* [Passage given]:
Cifar10 Testbed for PyTorch
This repo is born out of my frustration of not having a good standard PyTorch code to experiment on cifar10. Believe it or not but cifar10 is one of the most popular dataset to experiment new techniques and benchmark results BUT there is easy to find code that is clean, minimal, dependency free and still implementing all the best practices for speed and accuracy.
Features
- PyTorch 1.x, Python 3.6+ compatible
- Use built-in optimizers, schedulers etc from PyTorch
- Use
torchvisionmodels modified for cifar10 - Dependency free, minimal code that implements all the best practices
- Reproduces original resnet paper results for sanity
- Simple experiment management, folder with all artifacts and logging
- Report timings for performance analysis
- Half precision support for newer GPUs
Non-Features
To keep code minimal, fast and simple below are currently not implemented:
- Tensorboard support
- Distributed or multi-gpu
- Checkpointing
Install
From the repo directory, run:
Install NVidia Dali. Assuming you have CUDA 10.0 this can be done by,
pip install --extra-index-url https://developer.download.nvidia.com/compute/redist/cuda/10.0 nvidia-dali
pip install -e .

* [Instructions]:
**a)** Answer these about the cifar10 testbed README:
(i) Which Python versions is the code compatible with?
(ii) Which three things are listed as not currently implemented?
(iii) Which CUDA version does the install section assume when installing NVidia Dali?
**b)** Carry on writing the cifar10 testbed README from the point where it stops.
The material after the README is separate from it.

* [Material]:
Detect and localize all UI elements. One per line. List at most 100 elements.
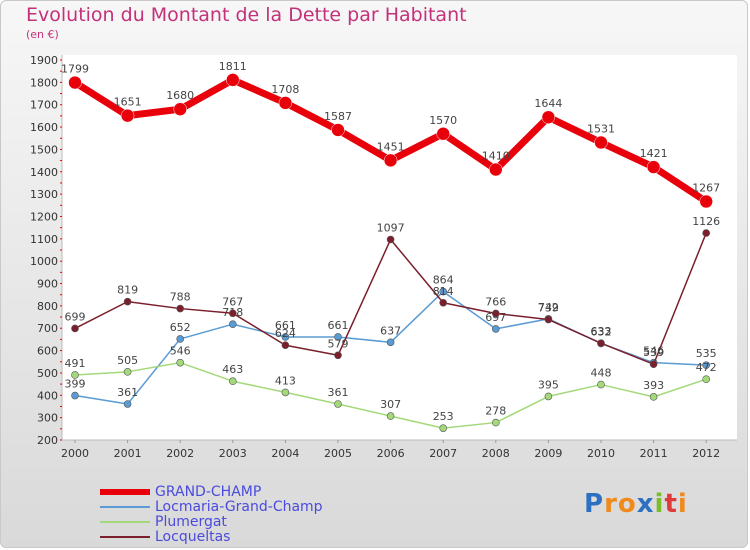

* [Set of answers]:
**a)**
(i) Python 3.6+
(ii) Tensorboard support, distributed or multi-gpu, and checkpointing
(iii) CUDA 10.0

**b)**
Use
Run resnet34 model with optimizer and scheduler as in resnet original paper:
python scripts/main.py --optim-sched resnet --experiment-name resnet_paper
Run resnet18 model with optimizer as in resnet paper but scheduler as in darts paper with half precision and cutout augmentation of size 8:
python scripts/main.py --optim-type resnet --sched-type darts --half --cutout 8
Initial Results
All results were obtained on NVidia V100 single GPU. All results are preliminery which means I haven't confirmed 100% by comparing many runs yet and there might be creeping errors in me trying to get through dozens of logs during sleepless night. So run things yourself and feel free to provide any updates.
Check results folder.
- Reproduced 7.37% error on test, 200 epochs, original resnet sgd settings at 10.4s/epoch
- darts optimizer settings is better than resnet paper settings (89.9% vs 88.3%), with scheduler darts even pushes 90.3% in 35 epochs
- darts pushes 90.0% with half prec @ 9s/epoch (it's not great compared to 10.4s/epoch at fp32 but I suspect PyTorch DataLoaders are the bottleneck)
- cutout=16 isn't adding epoch time but also isn't improving acc with darts settings
- resnet18 with resnet setting ups accuracy by 1.6% i.e. 90.3% compared to resnet34, in 35 epochs with epoch @ 6.6s
- resnet18 with darts setting + consine sched pushes 89.7% in 35 epochs, epoch @ 6.6s
- AdamW with no sched and defaults (or from paper) gives samilar result as resnet settings (88.9) but epoch @ 14s
- Best I have got so far is 89.8% accuracy in 35 epochs, 185 seconds, 5.2s/epoch using resnet18 with darts optimizer setting and half precision.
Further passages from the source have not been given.